Data lines:
┌────────

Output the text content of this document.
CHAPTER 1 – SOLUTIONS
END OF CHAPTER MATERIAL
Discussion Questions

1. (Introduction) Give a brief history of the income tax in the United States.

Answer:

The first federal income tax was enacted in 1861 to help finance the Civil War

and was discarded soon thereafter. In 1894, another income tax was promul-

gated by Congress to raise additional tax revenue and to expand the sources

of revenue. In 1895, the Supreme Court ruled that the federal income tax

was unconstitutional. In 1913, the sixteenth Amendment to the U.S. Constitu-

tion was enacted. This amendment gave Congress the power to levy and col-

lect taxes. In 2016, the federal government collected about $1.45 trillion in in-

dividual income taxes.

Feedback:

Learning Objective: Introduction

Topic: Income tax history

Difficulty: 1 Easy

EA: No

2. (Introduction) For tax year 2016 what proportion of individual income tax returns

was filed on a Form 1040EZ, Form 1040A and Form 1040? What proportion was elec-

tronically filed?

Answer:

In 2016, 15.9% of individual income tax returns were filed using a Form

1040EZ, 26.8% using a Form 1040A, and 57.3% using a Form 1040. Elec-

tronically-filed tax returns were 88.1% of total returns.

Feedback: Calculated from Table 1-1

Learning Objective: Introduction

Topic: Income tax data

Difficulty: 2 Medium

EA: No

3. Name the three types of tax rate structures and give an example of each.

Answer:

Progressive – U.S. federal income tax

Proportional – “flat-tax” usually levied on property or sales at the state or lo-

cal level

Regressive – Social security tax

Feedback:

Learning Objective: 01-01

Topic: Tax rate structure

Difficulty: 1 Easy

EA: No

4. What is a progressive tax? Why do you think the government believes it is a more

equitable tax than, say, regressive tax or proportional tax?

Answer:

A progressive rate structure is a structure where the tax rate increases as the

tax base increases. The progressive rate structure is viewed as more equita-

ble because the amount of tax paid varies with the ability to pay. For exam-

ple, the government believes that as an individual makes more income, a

└────────

Transcribe the material exactly as it reads.

Solution below:
Output the text content of this document.
CHAPTER 1 – SOLUTIONS
END OF CHAPTER MATERIAL
Discussion Questions

1. (Introduction) Give a brief history of the income tax in the United States.

Answer:

The first federal income tax was enacted in 1861 to help finance the Civil War

and was discarded soon thereafter. In 1894, another income tax was promul-

gated by Congress to raise additional tax revenue and to expand the sources

of revenue. In 1895, the Supreme Court ruled that the federal income tax

was unconstitutional. In 1913, the sixteenth Amendment to the U.S. Constitu-

tion was enacted. This amendment gave Congress the power to levy and col-

lect taxes. In 2016, the federal government collected about $1.45 trillion in in-

dividual income taxes.

Feedback:

Learning Objective: Introduction

Topic: Income tax history

Difficulty: 1 Easy

EA: No

2. (Introduction) For tax year 2016 what proportion of individual income tax returns

was filed on a Form 1040EZ, Form 1040A and Form 1040? What proportion was elec-

tronically filed?

Answer:

In 2016, 15.9% of individual income tax returns were filed using a Form

1040EZ, 26.8% using a Form 1040A, and 57.3% using a Form 1040. Elec-

tronically-filed tax returns were 88.1% of total returns.

Feedback: Calculated from Table 1-1

Learning Objective: Introduction

Topic: Income tax data

Difficulty: 2 Medium

EA: No

3. Name the three types of tax rate structures and give an example of each.

Answer:

Progressive – U.S. federal income tax

Proportional – “flat-tax” usually levied on property or sales at the state or lo-

cal level

Regressive – Social security tax

Feedback:

Learning Objective: 01-01

Topic: Tax rate structure

Difficulty: 1 Easy

EA: No

4. What is a progressive tax? Why do you think the government believes it is a more

equitable tax than, say, regressive tax or proportional tax?

Answer:

A progressive rate structure is a structure where the tax rate increases as the

tax base increases. The progressive rate structure is viewed as more equita-

ble because the amount of tax paid varies with the ability to pay. For exam-

ple, the government believes that as an individual makes more income, a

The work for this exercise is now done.